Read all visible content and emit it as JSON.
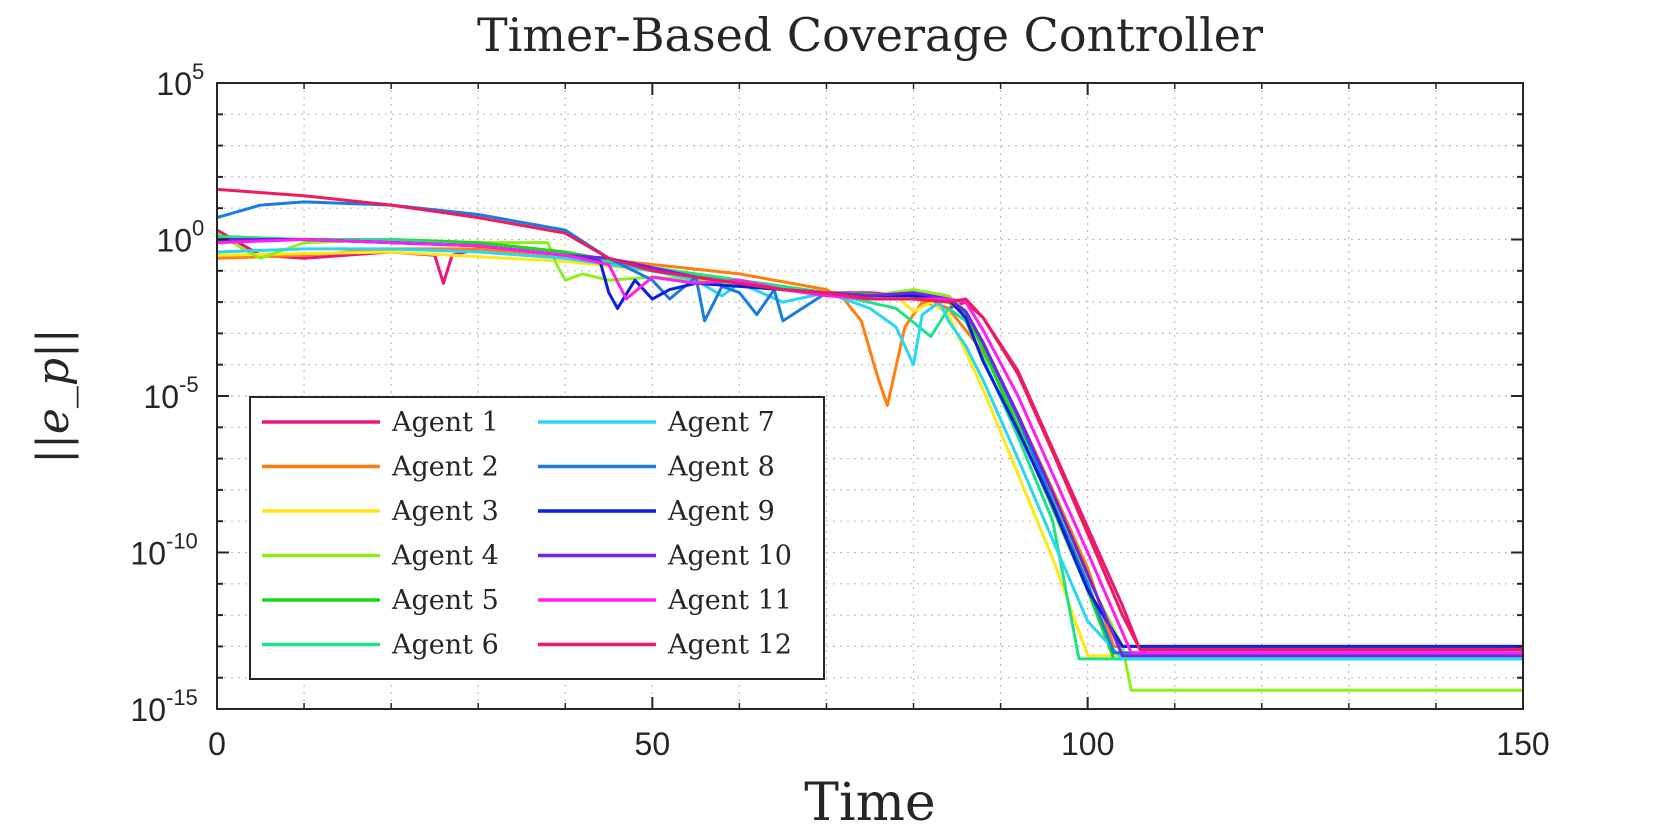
{
  "chart_data": {
    "type": "line",
    "title": "Timer-Based Coverage Controller",
    "xlabel": "Time",
    "ylabel": "||e_p||",
    "xlim": [
      0,
      150
    ],
    "ylim_log10": [
      -15,
      5
    ],
    "yscale": "log",
    "grid": true,
    "legend_location": "bottom-left",
    "x_ticks": [
      "0",
      "50",
      "100",
      "150"
    ],
    "y_ticks": [
      {
        "base": "10",
        "exp": "5"
      },
      {
        "base": "10",
        "exp": "0"
      },
      {
        "base": "10",
        "exp": "-5"
      },
      {
        "base": "10",
        "exp": "-10"
      },
      {
        "base": "10",
        "exp": "-15"
      }
    ],
    "series": [
      {
        "name": "Agent 1",
        "color": "#e8177a",
        "x": [
          0,
          5,
          10,
          20,
          25,
          26,
          27,
          30,
          40,
          50,
          55,
          60,
          65,
          70,
          75,
          80,
          84,
          86,
          88,
          92,
          96,
          100,
          104,
          106,
          150
        ],
        "log10_y": [
          0.3,
          -0.5,
          -0.6,
          -0.4,
          -0.5,
          -1.4,
          -0.5,
          -0.3,
          -0.5,
          -1.0,
          -1.2,
          -1.3,
          -1.6,
          -1.7,
          -1.7,
          -1.8,
          -2.2,
          -2.0,
          -2.5,
          -4.2,
          -6.7,
          -9.2,
          -11.7,
          -13.1,
          -13.1
        ]
      },
      {
        "name": "Agent 2",
        "color": "#ff7f0e",
        "x": [
          0,
          10,
          20,
          30,
          40,
          50,
          60,
          70,
          72,
          74,
          76,
          77,
          79,
          81,
          84,
          88,
          92,
          96,
          100,
          103,
          150
        ],
        "log10_y": [
          -0.6,
          -0.5,
          -0.3,
          -0.3,
          -0.5,
          -0.8,
          -1.1,
          -1.6,
          -1.9,
          -2.6,
          -4.5,
          -5.3,
          -2.8,
          -2.0,
          -2.2,
          -3.6,
          -5.6,
          -8.0,
          -10.5,
          -13.0,
          -13.0
        ]
      },
      {
        "name": "Agent 3",
        "color": "#ffe818",
        "x": [
          0,
          20,
          40,
          50,
          60,
          70,
          78,
          80,
          82,
          84,
          88,
          92,
          96,
          100,
          150
        ],
        "log10_y": [
          -0.5,
          -0.4,
          -0.7,
          -1.0,
          -1.4,
          -1.7,
          -1.8,
          -2.3,
          -2.0,
          -2.4,
          -4.8,
          -7.5,
          -10.2,
          -13.3,
          -13.3
        ]
      },
      {
        "name": "Agent 4",
        "color": "#8ef01b",
        "x": [
          0,
          3,
          5,
          10,
          20,
          30,
          38,
          39,
          40,
          42,
          45,
          50,
          55,
          60,
          65,
          70,
          75,
          80,
          84,
          86,
          88,
          92,
          96,
          100,
          104,
          105,
          150
        ],
        "log10_y": [
          0.2,
          -0.3,
          -0.6,
          -0.1,
          0.0,
          -0.1,
          -0.1,
          -0.8,
          -1.3,
          -1.1,
          -1.3,
          -1.2,
          -1.3,
          -1.4,
          -1.6,
          -1.7,
          -1.8,
          -1.6,
          -1.8,
          -2.3,
          -3.3,
          -5.8,
          -8.3,
          -10.8,
          -13.0,
          -14.4,
          -14.4
        ]
      },
      {
        "name": "Agent 5",
        "color": "#1ad81a",
        "x": [
          0,
          10,
          20,
          30,
          40,
          50,
          60,
          70,
          80,
          84,
          86,
          88,
          92,
          96,
          100,
          103,
          150
        ],
        "log10_y": [
          0.1,
          0.0,
          0.0,
          -0.1,
          -0.4,
          -0.9,
          -1.3,
          -1.7,
          -1.8,
          -2.0,
          -2.4,
          -3.5,
          -6.0,
          -8.6,
          -11.2,
          -13.4,
          -13.4
        ]
      },
      {
        "name": "Agent 6",
        "color": "#1fe08c",
        "x": [
          0,
          10,
          20,
          30,
          40,
          50,
          60,
          70,
          78,
          82,
          84,
          86,
          88,
          92,
          96,
          99,
          150
        ],
        "log10_y": [
          0.1,
          0.0,
          0.0,
          -0.2,
          -0.5,
          -0.9,
          -1.3,
          -1.7,
          -2.2,
          -3.1,
          -2.2,
          -2.6,
          -3.8,
          -6.3,
          -9.0,
          -13.4,
          -13.4
        ]
      },
      {
        "name": "Agent 7",
        "color": "#29d7f0",
        "x": [
          0,
          10,
          20,
          30,
          40,
          50,
          55,
          58,
          60,
          65,
          70,
          75,
          78,
          80,
          81,
          83,
          84,
          86,
          88,
          92,
          96,
          100,
          104,
          150
        ],
        "log10_y": [
          -0.4,
          -0.3,
          -0.3,
          -0.4,
          -0.6,
          -1.0,
          -1.3,
          -1.8,
          -1.4,
          -2.0,
          -1.7,
          -2.2,
          -2.8,
          -4.0,
          -2.4,
          -2.0,
          -2.6,
          -3.4,
          -4.5,
          -7.0,
          -9.6,
          -12.2,
          -13.4,
          -13.4
        ]
      },
      {
        "name": "Agent 8",
        "color": "#1a7be0",
        "x": [
          0,
          5,
          10,
          20,
          30,
          40,
          45,
          50,
          52,
          55,
          56,
          58,
          60,
          62,
          64,
          65,
          70,
          75,
          80,
          84,
          86,
          88,
          92,
          96,
          100,
          103,
          150
        ],
        "log10_y": [
          0.7,
          1.1,
          1.2,
          1.1,
          0.8,
          0.3,
          -0.6,
          -1.3,
          -1.9,
          -1.2,
          -2.6,
          -1.5,
          -1.7,
          -2.4,
          -1.6,
          -2.6,
          -1.7,
          -1.8,
          -1.7,
          -1.9,
          -2.3,
          -3.3,
          -5.7,
          -8.4,
          -11.0,
          -13.2,
          -13.2
        ]
      },
      {
        "name": "Agent 9",
        "color": "#0a1fe0",
        "x": [
          0,
          10,
          20,
          30,
          40,
          44,
          45,
          46,
          48,
          50,
          52,
          55,
          60,
          65,
          70,
          75,
          80,
          84,
          86,
          88,
          92,
          96,
          100,
          104,
          150
        ],
        "log10_y": [
          0.0,
          0.0,
          -0.1,
          -0.2,
          -0.5,
          -0.7,
          -1.7,
          -2.2,
          -1.3,
          -1.9,
          -1.6,
          -1.4,
          -1.5,
          -1.6,
          -1.7,
          -1.8,
          -1.8,
          -1.9,
          -2.5,
          -3.9,
          -6.1,
          -8.5,
          -11.2,
          -13.0,
          -13.0
        ]
      },
      {
        "name": "Agent 10",
        "color": "#7422e6",
        "x": [
          0,
          10,
          20,
          30,
          40,
          45,
          50,
          55,
          60,
          65,
          70,
          75,
          80,
          84,
          86,
          88,
          92,
          96,
          100,
          104,
          150
        ],
        "log10_y": [
          0.0,
          0.0,
          -0.1,
          -0.2,
          -0.5,
          -0.6,
          -0.9,
          -1.2,
          -1.4,
          -1.6,
          -1.7,
          -1.8,
          -1.7,
          -1.9,
          -2.3,
          -3.3,
          -5.6,
          -8.1,
          -10.7,
          -13.3,
          -13.3
        ]
      },
      {
        "name": "Agent 11",
        "color": "#ff1ef0",
        "x": [
          0,
          10,
          20,
          30,
          40,
          45,
          47,
          50,
          55,
          60,
          65,
          70,
          75,
          80,
          84,
          86,
          88,
          92,
          96,
          100,
          105,
          150
        ],
        "log10_y": [
          -0.1,
          0.0,
          -0.1,
          -0.2,
          -0.5,
          -0.8,
          -1.9,
          -1.2,
          -1.4,
          -1.3,
          -1.6,
          -1.8,
          -1.9,
          -1.9,
          -1.9,
          -2.0,
          -2.9,
          -5.0,
          -7.5,
          -10.0,
          -13.2,
          -13.2
        ]
      },
      {
        "name": "Agent 12",
        "color": "#ee1b5e",
        "x": [
          0,
          10,
          20,
          30,
          40,
          45,
          50,
          55,
          60,
          65,
          70,
          75,
          80,
          84,
          86,
          88,
          92,
          96,
          100,
          104,
          106,
          150
        ],
        "log10_y": [
          1.6,
          1.4,
          1.1,
          0.7,
          0.2,
          -0.6,
          -1.0,
          -1.2,
          -1.4,
          -1.6,
          -1.7,
          -1.9,
          -1.9,
          -2.0,
          -1.9,
          -2.5,
          -4.3,
          -6.8,
          -9.4,
          -12.0,
          -13.1,
          -13.1
        ]
      }
    ]
  }
}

• _REQUEST_: Copy out each line in the listing that has the word "name".

• _RESULT BELOW_:
        "name": "Agent 1",
        "name": "Agent 2",
        "name": "Agent 3",
        "name": "Agent 4",
        "name": "Agent 5",
        "name": "Agent 6",
        "name": "Agent 7",
        "name": "Agent 8",
        "name": "Agent 9",
        "name": "Agent 10",
        "name": "Agent 11",
        "name": "Agent 12",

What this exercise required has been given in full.